§ **Set exercise**: Copy each line of the entries beneath that contains the word "active".

§ **Records provided**:
----

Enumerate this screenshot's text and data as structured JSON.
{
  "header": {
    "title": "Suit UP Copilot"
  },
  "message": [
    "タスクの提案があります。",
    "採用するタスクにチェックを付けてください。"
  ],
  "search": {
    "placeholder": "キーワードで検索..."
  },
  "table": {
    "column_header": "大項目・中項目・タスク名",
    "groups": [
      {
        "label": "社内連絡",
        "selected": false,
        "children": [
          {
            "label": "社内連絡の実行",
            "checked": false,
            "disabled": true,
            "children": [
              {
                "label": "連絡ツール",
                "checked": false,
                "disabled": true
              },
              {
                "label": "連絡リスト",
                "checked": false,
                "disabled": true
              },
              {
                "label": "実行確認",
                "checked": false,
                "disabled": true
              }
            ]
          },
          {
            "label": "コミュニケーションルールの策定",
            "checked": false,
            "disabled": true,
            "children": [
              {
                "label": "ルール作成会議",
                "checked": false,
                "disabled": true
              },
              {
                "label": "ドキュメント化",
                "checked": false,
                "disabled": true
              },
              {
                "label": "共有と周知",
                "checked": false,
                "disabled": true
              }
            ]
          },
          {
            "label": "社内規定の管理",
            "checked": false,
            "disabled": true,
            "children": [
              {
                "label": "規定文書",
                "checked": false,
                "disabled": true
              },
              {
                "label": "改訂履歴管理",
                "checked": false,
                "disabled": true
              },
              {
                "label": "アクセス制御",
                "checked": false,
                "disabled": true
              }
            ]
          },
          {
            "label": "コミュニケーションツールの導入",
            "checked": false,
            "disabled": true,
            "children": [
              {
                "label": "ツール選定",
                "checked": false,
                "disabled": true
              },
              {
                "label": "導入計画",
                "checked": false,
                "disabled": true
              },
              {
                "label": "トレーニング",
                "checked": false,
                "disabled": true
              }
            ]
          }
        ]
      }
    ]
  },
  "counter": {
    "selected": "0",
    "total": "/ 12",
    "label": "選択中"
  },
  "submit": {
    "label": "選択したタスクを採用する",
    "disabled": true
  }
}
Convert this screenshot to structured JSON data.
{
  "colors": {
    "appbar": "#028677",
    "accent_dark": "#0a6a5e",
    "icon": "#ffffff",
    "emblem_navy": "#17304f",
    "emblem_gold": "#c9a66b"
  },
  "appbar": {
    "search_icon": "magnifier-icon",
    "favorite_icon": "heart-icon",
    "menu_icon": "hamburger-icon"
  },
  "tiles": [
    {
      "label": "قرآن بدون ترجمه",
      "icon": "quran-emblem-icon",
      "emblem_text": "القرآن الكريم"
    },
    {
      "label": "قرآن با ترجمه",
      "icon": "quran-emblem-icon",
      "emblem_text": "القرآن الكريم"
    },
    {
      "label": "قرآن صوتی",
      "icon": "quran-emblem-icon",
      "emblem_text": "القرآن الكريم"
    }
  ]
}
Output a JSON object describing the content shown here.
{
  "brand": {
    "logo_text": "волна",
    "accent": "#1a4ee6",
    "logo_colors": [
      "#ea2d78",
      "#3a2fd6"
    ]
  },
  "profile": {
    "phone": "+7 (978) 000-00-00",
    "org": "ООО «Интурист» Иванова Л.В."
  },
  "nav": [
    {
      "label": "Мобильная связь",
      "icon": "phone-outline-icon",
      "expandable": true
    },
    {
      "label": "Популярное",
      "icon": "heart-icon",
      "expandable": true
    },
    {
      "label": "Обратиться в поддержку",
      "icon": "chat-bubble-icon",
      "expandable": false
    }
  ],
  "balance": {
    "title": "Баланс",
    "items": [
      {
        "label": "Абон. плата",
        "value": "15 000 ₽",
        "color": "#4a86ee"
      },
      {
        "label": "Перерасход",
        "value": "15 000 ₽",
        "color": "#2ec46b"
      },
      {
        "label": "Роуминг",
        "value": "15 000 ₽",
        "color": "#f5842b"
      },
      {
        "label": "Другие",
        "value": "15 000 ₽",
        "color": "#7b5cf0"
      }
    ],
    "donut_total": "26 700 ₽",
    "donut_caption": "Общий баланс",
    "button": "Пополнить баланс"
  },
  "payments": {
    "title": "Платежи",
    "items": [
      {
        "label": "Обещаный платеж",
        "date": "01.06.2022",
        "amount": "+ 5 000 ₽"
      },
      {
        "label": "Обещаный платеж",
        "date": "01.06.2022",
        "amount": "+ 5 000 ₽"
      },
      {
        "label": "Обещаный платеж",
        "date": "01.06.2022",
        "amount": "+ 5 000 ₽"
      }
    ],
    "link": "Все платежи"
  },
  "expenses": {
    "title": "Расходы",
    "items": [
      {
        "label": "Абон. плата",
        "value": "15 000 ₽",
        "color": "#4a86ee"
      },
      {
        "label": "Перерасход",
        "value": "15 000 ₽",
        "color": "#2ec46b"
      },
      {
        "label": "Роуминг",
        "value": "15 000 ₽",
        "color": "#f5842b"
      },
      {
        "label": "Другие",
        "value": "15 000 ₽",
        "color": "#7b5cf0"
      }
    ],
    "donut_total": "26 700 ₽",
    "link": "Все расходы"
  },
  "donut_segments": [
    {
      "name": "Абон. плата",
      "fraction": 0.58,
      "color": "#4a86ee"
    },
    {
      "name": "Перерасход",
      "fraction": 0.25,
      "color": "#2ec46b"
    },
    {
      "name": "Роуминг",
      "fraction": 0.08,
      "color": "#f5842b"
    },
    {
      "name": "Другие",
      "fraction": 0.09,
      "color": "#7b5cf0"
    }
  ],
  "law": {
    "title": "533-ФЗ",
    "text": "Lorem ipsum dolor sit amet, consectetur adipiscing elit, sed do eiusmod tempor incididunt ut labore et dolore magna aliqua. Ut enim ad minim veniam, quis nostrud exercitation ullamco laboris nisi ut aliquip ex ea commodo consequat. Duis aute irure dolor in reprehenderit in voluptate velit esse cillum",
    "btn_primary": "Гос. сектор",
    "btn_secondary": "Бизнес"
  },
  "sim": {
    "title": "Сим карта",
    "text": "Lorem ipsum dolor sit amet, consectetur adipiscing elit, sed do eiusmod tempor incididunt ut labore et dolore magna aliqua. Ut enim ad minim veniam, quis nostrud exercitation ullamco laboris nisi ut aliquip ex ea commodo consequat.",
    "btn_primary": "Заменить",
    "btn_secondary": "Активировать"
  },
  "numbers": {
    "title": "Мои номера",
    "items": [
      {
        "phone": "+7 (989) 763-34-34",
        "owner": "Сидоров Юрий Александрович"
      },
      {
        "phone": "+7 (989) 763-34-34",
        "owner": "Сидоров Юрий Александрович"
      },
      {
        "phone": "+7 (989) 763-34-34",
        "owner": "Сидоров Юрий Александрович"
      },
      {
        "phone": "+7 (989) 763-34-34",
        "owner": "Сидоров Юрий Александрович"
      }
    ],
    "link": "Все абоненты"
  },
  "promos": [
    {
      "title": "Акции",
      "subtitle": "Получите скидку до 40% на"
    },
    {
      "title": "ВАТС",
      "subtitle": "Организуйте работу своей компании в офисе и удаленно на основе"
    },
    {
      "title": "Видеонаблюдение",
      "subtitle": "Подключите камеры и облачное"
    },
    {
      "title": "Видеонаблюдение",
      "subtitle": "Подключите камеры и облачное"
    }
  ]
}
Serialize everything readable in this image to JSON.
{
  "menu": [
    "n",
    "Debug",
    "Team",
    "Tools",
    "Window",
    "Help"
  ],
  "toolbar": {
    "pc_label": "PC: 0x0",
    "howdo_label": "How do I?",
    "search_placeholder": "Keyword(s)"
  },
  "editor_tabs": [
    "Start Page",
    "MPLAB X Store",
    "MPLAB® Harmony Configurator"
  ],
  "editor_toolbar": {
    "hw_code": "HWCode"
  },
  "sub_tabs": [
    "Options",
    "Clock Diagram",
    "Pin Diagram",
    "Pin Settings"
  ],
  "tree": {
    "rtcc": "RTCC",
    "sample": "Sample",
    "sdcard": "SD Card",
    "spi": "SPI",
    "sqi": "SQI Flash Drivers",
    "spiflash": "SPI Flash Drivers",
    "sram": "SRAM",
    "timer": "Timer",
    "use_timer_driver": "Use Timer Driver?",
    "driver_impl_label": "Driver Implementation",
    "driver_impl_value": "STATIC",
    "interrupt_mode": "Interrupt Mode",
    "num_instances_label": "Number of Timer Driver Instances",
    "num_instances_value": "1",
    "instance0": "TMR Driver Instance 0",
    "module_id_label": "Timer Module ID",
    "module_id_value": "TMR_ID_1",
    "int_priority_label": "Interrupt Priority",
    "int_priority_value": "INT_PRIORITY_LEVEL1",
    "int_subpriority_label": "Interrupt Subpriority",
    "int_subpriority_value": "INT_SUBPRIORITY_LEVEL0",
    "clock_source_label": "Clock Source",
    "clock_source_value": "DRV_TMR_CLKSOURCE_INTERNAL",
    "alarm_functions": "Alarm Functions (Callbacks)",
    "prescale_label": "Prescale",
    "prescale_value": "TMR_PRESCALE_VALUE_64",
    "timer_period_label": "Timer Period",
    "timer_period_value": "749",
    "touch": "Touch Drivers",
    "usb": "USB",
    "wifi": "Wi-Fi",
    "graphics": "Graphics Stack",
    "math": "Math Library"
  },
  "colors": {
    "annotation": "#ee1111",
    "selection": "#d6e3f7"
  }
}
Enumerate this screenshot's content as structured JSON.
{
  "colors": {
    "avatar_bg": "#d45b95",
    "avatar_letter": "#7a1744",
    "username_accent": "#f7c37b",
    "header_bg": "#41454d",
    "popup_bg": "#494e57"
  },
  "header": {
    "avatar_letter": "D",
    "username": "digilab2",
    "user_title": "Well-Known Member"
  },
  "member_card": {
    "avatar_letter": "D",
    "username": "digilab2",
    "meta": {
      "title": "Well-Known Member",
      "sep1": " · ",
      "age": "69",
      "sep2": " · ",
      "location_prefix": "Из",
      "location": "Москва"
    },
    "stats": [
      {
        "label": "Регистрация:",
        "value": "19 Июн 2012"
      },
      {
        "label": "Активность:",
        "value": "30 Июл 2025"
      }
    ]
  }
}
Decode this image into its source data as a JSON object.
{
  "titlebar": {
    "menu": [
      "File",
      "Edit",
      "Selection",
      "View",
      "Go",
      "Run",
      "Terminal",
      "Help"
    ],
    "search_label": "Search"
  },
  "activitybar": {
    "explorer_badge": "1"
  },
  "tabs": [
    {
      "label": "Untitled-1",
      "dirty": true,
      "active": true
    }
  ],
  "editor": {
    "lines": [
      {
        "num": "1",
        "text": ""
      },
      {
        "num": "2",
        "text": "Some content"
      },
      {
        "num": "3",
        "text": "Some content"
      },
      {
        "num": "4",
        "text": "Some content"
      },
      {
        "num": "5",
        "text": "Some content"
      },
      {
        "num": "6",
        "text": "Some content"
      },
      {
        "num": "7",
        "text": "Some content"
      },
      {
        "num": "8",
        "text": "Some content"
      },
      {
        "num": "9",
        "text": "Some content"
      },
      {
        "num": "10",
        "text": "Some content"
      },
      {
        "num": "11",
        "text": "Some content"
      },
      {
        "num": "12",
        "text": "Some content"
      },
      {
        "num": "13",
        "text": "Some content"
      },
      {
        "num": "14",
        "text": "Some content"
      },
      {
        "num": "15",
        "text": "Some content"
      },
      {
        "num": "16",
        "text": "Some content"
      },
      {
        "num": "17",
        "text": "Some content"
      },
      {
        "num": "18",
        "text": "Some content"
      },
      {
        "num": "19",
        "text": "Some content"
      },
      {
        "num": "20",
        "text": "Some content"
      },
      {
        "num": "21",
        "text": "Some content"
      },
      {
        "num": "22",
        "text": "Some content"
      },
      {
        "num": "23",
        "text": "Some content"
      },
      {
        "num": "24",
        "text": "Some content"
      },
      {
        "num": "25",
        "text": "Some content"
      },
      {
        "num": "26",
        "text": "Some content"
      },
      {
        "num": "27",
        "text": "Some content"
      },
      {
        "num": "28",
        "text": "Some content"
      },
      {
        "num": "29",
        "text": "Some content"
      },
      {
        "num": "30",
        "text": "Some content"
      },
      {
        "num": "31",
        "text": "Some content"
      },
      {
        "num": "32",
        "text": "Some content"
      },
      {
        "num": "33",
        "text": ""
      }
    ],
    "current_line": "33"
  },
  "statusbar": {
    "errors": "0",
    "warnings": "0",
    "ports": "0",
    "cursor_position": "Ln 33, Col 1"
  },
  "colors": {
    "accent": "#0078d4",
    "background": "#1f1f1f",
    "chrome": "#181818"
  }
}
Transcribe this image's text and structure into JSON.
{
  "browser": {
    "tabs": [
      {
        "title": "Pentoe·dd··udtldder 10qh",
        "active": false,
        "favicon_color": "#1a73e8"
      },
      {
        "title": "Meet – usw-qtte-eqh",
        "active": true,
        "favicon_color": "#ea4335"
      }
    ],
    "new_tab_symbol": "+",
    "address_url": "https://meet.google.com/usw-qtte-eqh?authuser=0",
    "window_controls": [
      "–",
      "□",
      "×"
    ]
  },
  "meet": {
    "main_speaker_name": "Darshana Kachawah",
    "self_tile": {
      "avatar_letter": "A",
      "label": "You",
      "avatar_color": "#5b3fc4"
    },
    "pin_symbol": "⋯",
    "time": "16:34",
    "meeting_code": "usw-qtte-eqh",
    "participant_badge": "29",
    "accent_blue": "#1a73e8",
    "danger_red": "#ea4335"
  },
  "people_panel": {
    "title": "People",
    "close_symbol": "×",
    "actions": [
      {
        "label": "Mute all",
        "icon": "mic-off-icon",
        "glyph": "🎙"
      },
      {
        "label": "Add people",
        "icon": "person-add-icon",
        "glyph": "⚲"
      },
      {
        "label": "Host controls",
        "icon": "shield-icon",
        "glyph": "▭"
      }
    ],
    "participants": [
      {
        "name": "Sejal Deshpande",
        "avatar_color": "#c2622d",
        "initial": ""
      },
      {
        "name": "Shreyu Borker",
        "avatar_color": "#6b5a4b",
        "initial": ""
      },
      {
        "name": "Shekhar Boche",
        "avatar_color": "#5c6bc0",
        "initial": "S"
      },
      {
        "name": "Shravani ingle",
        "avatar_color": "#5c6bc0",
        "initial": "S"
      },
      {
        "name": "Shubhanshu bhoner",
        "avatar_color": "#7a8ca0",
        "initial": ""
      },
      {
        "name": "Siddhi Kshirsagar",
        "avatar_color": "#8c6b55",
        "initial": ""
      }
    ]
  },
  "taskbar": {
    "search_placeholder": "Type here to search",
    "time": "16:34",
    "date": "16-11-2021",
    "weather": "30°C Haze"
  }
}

----

§ **Output of the exercise**:
      "active": true
        "active": false,
        "active": true,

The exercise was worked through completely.